- Work to do -
Locate the line that contains "Decode this image" in the entries below. Retype it and all following lines through the final one, character for character.

┌──

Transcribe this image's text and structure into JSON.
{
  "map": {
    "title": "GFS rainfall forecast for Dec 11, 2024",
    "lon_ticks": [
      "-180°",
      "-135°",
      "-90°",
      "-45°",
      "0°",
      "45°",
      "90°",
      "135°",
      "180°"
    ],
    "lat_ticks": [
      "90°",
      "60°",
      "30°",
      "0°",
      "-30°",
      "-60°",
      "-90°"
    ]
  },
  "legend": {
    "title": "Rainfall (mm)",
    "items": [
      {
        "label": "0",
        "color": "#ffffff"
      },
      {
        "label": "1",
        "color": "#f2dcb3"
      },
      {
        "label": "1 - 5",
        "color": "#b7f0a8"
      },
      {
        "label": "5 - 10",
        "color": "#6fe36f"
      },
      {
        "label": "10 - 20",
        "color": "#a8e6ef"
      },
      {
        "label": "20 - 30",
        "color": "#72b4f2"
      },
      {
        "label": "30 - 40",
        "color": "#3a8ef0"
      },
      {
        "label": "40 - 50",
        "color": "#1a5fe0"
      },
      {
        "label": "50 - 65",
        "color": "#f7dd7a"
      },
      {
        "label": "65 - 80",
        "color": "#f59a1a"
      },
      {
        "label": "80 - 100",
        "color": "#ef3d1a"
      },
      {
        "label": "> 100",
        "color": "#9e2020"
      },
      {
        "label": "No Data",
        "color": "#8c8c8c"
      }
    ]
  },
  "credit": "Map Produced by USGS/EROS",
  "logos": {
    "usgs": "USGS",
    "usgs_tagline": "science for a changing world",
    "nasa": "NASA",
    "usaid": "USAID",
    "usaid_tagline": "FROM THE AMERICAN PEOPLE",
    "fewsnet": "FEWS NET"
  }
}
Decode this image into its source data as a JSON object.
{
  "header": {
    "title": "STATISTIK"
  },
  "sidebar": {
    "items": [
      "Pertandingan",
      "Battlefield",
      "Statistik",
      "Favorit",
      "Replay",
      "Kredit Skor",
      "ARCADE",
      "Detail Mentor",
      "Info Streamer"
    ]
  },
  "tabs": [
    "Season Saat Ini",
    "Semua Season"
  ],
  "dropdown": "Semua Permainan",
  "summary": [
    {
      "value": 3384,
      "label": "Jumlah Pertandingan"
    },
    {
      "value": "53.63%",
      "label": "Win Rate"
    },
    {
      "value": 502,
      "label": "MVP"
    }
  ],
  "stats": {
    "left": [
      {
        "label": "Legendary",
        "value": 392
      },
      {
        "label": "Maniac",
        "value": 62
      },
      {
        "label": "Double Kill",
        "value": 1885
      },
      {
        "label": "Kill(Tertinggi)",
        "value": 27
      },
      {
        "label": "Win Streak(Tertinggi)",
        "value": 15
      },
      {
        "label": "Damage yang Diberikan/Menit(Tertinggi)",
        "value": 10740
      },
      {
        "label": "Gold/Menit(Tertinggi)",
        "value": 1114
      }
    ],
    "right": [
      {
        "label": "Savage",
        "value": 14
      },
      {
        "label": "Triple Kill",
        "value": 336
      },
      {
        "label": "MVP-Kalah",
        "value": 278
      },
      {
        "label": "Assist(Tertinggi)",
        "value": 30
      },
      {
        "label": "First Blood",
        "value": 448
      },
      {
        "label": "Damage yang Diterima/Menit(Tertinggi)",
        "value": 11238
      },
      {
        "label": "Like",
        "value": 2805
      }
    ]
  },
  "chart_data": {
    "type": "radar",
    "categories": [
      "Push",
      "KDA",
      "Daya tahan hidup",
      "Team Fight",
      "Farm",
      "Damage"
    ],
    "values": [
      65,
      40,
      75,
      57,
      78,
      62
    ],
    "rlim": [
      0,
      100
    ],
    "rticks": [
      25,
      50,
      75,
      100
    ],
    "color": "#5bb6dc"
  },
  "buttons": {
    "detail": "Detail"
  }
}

└──

- Right answer -
Decode this image into its source data as a JSON object.
{
  "header": {
    "title": "STATISTIK"
  },
  "sidebar": {
    "items": [
      "Pertandingan",
      "Battlefield",
      "Statistik",
      "Favorit",
      "Replay",
      "Kredit Skor",
      "ARCADE",
      "Detail Mentor",
      "Info Streamer"
    ]
  },
  "tabs": [
    "Season Saat Ini",
    "Semua Season"
  ],
  "dropdown": "Semua Permainan",
  "summary": [
    {
      "value": 3384,
      "label": "Jumlah Pertandingan"
    },
    {
      "value": "53.63%",
      "label": "Win Rate"
    },
    {
      "value": 502,
      "label": "MVP"
    }
  ],
  "stats": {
    "left": [
      {
        "label": "Legendary",
        "value": 392
      },
      {
        "label": "Maniac",
        "value": 62
      },
      {
        "label": "Double Kill",
        "value": 1885
      },
      {
        "label": "Kill(Tertinggi)",
        "value": 27
      },
      {
        "label": "Win Streak(Tertinggi)",
        "value": 15
      },
      {
        "label": "Damage yang Diberikan/Menit(Tertinggi)",
        "value": 10740
      },
      {
        "label": "Gold/Menit(Tertinggi)",
        "value": 1114
      }
    ],
    "right": [
      {
        "label": "Savage",
        "value": 14
      },
      {
        "label": "Triple Kill",
        "value": 336
      },
      {
        "label": "MVP-Kalah",
        "value": 278
      },
      {
        "label": "Assist(Tertinggi)",
        "value": 30
      },
      {
        "label": "First Blood",
        "value": 448
      },
      {
        "label": "Damage yang Diterima/Menit(Tertinggi)",
        "value": 11238
      },
      {
        "label": "Like",
        "value": 2805
      }
    ]
  },
  "chart_data": {
    "type": "radar",
    "categories": [
      "Push",
      "KDA",
      "Daya tahan hidup",
      "Team Fight",
      "Farm",
      "Damage"
    ],
    "values": [
      65,
      40,
      75,
      57,
      78,
      62
    ],
    "rlim": [
      0,
      100
    ],
    "rticks": [
      25,
      50,
      75,
      100
    ],
    "color": "#5bb6dc"
  },
  "buttons": {
    "detail": "Detail"
  }
}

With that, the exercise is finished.